Gather up the lines that contain "color".

┌──

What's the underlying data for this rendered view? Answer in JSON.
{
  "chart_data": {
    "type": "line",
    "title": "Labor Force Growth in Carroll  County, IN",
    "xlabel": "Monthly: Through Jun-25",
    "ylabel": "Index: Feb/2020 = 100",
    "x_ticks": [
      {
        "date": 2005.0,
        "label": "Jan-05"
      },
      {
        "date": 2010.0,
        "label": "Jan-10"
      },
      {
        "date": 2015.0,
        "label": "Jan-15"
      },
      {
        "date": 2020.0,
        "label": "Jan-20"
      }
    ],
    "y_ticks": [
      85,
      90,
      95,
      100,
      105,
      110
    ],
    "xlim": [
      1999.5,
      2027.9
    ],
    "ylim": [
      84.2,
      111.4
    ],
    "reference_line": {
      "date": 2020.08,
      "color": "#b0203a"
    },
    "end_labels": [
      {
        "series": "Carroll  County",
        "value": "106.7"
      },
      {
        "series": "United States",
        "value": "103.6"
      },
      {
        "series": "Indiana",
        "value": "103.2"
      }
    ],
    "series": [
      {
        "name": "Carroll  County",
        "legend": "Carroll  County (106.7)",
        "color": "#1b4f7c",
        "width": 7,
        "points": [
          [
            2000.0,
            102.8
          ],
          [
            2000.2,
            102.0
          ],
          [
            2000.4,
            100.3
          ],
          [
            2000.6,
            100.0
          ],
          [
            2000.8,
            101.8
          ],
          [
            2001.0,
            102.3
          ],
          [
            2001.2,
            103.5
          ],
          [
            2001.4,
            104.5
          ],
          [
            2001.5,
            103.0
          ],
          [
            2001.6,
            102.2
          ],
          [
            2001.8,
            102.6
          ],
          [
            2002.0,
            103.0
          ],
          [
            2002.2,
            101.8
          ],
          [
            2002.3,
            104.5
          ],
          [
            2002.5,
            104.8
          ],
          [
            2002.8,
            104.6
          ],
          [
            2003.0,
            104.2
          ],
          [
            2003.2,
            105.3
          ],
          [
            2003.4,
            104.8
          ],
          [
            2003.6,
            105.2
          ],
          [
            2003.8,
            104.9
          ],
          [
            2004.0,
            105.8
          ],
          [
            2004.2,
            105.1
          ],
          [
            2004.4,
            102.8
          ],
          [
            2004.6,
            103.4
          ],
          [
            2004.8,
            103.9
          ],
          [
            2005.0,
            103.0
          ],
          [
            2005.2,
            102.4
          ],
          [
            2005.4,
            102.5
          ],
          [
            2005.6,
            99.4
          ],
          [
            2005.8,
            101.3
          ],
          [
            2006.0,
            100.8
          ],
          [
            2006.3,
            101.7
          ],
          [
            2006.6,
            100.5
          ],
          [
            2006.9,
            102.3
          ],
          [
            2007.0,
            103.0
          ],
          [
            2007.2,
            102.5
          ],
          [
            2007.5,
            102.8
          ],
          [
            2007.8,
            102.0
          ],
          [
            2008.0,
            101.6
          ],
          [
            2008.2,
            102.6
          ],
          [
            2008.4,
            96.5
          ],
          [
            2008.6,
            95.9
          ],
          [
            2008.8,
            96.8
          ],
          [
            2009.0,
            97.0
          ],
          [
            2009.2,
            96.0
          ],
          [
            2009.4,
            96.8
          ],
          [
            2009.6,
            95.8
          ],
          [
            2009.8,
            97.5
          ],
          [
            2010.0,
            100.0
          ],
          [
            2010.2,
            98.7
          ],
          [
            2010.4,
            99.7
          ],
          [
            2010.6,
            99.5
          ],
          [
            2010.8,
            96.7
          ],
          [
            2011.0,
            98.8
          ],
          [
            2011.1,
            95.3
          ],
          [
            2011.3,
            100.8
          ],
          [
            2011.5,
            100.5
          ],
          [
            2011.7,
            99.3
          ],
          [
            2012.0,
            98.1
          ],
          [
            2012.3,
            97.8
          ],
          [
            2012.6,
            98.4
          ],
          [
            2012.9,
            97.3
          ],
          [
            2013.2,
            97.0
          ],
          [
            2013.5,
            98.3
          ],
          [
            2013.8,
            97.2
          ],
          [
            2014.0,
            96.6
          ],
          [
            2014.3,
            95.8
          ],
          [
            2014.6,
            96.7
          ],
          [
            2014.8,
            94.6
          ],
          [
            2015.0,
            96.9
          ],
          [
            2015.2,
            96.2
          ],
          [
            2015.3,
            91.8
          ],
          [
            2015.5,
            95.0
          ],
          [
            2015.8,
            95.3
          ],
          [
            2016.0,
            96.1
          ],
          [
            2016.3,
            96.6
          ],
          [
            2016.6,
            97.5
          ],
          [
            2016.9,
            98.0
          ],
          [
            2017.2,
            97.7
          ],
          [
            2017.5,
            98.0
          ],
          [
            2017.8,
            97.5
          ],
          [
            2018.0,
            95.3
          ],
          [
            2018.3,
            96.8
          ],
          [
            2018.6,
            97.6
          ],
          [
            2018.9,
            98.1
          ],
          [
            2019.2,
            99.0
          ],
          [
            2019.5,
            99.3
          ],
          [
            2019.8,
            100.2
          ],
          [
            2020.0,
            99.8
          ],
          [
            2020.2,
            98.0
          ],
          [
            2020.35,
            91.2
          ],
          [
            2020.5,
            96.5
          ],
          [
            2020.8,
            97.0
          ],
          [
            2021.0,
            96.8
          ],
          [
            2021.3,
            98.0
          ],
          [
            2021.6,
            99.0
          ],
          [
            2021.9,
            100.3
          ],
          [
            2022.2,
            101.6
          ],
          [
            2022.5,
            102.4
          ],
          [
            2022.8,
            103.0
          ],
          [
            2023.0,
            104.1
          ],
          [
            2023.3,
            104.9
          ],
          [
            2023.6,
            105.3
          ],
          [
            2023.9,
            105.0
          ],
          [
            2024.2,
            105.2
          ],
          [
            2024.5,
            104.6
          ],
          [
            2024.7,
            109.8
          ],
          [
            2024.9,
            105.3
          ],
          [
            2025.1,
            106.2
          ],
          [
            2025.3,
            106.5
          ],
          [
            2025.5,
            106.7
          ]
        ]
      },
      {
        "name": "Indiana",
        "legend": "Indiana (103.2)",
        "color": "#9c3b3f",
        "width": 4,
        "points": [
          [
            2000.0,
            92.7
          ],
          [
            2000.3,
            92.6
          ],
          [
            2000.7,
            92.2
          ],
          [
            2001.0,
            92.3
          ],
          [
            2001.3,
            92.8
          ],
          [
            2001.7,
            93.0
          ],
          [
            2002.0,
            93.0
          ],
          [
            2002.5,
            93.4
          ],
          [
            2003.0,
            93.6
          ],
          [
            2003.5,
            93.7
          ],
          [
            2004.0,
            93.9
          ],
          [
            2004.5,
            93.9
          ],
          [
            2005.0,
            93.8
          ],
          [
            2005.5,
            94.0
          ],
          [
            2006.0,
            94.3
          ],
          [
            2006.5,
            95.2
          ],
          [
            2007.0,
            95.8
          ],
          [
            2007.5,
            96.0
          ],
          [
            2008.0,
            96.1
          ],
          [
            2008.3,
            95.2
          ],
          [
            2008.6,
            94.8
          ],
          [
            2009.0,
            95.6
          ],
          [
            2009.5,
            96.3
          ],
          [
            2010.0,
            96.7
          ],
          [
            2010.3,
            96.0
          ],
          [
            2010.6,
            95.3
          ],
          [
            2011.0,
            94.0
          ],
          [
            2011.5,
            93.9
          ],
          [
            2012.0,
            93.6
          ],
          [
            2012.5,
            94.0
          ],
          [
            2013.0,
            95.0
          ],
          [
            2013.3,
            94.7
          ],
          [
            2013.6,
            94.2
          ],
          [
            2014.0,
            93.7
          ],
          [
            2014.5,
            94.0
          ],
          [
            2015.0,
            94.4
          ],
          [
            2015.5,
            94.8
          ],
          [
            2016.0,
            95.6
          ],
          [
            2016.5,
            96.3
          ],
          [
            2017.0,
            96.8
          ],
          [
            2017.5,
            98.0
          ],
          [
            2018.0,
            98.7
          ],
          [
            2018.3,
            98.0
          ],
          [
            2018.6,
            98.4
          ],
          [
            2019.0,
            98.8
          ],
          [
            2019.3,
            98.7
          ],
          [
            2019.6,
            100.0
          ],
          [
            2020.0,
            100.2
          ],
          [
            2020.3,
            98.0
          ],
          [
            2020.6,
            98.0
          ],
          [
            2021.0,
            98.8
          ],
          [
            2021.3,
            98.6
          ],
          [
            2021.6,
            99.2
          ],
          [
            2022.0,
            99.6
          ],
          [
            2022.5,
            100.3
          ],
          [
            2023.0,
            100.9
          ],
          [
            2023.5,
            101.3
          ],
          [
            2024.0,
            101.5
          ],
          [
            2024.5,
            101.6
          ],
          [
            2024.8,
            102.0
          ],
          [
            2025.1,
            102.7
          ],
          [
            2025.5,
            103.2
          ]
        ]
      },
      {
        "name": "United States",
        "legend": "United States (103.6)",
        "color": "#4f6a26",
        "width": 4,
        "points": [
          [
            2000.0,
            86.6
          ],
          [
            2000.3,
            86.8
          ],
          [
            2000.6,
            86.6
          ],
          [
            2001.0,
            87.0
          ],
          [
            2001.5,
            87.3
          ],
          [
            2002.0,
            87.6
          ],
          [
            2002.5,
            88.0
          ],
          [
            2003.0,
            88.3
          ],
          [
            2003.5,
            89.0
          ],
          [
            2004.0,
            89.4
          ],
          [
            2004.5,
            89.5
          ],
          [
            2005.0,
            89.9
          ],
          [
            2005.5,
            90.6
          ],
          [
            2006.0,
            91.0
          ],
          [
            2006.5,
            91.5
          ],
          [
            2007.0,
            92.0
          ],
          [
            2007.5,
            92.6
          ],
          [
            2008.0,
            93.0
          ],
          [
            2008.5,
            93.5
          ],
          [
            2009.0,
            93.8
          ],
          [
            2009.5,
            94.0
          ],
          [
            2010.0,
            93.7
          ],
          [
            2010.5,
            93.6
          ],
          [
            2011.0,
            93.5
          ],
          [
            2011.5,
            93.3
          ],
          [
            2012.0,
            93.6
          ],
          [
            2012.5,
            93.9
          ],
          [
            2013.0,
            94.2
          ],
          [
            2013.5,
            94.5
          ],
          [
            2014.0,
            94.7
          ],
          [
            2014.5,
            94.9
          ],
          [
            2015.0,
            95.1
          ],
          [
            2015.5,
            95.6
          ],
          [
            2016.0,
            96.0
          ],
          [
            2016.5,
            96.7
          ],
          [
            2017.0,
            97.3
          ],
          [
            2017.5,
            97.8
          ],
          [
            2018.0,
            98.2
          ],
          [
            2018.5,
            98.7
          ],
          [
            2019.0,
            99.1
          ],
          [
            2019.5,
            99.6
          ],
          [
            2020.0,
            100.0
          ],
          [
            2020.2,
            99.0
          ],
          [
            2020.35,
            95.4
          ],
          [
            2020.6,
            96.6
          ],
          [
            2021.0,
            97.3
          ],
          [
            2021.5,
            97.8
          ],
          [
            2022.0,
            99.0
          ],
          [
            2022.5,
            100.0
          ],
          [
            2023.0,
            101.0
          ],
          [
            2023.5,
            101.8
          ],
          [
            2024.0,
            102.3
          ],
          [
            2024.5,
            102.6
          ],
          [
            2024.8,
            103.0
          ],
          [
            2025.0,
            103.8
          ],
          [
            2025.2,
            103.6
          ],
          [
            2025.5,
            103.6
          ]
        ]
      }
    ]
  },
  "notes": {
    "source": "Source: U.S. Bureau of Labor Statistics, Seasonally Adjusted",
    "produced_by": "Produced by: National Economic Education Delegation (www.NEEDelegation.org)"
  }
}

└──

__Result__:
      "color": "#b0203a"
        "color": "#1b4f7c",
        "color": "#9c3b3f",
        "color": "#4f6a26",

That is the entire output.